■ **Task brief**: Keep the pictures out of the copy and repeat the records exactly.

··········

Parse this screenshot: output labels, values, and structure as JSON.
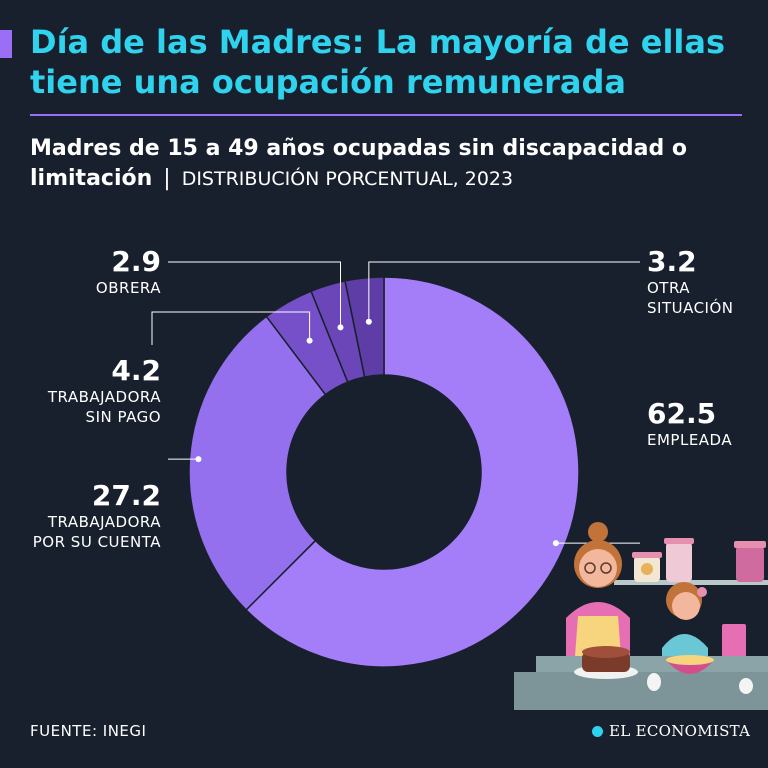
{
  "header": {
    "title": "Día de las Madres: La mayoría de ellas tiene una ocupación remunerada",
    "subtitle_bold": "Madres de 15 a 49 años ocupadas sin discapacidad o limitación",
    "separator": "|",
    "subtitle_light": "DISTRIBUCIÓN PORCENTUAL, 2023"
  },
  "chart_data": {
    "type": "pie",
    "variant": "donut",
    "title": "Madres de 15 a 49 años ocupadas sin discapacidad o limitación",
    "unit": "DISTRIBUCIÓN PORCENTUAL, 2023",
    "slices": [
      {
        "label": "EMPLEADA",
        "value": 62.5,
        "display": "62.5",
        "color": "#a47ef8"
      },
      {
        "label": "TRABAJADORA\nPOR SU CUENTA",
        "value": 27.2,
        "display": "27.2",
        "color": "#9570ee"
      },
      {
        "label": "TRABAJADORA\nSIN PAGO",
        "value": 4.2,
        "display": "4.2",
        "color": "#7550c8"
      },
      {
        "label": "OBRERA",
        "value": 2.9,
        "display": "2.9",
        "color": "#6a46b8"
      },
      {
        "label": "OTRA\nSITUACIÓN",
        "value": 3.2,
        "display": "3.2",
        "color": "#5e3da6"
      }
    ]
  },
  "footer": {
    "source": "FUENTE: INEGI",
    "brand": "EL ECONOMISTA"
  },
  "colors": {
    "background": "#19202d",
    "title": "#2fd3ee",
    "accent": "#9b6ff5"
  }
}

··········

■ **Exercise response**:
Parse this screenshot: output labels, values, and structure as JSON.
{
  "header": {
    "title": "Día de las Madres: La mayoría de ellas tiene una ocupación remunerada",
    "subtitle_bold": "Madres de 15 a 49 años ocupadas sin discapacidad o limitación",
    "separator": "|",
    "subtitle_light": "DISTRIBUCIÓN PORCENTUAL, 2023"
  },
  "chart_data": {
    "type": "pie",
    "variant": "donut",
    "title": "Madres de 15 a 49 años ocupadas sin discapacidad o limitación",
    "unit": "DISTRIBUCIÓN PORCENTUAL, 2023",
    "slices": [
      {
        "label": "EMPLEADA",
        "value": 62.5,
        "display": "62.5",
        "color": "#a47ef8"
      },
      {
        "label": "TRABAJADORA\nPOR SU CUENTA",
        "value": 27.2,
        "display": "27.2",
        "color": "#9570ee"
      },
      {
        "label": "TRABAJADORA\nSIN PAGO",
        "value": 4.2,
        "display": "4.2",
        "color": "#7550c8"
      },
      {
        "label": "OBRERA",
        "value": 2.9,
        "display": "2.9",
        "color": "#6a46b8"
      },
      {
        "label": "OTRA\nSITUACIÓN",
        "value": 3.2,
        "display": "3.2",
        "color": "#5e3da6"
      }
    ]
  },
  "footer": {
    "source": "FUENTE: INEGI",
    "brand": "EL ECONOMISTA"
  },
  "colors": {
    "background": "#19202d",
    "title": "#2fd3ee",
    "accent": "#9b6ff5"
  }
}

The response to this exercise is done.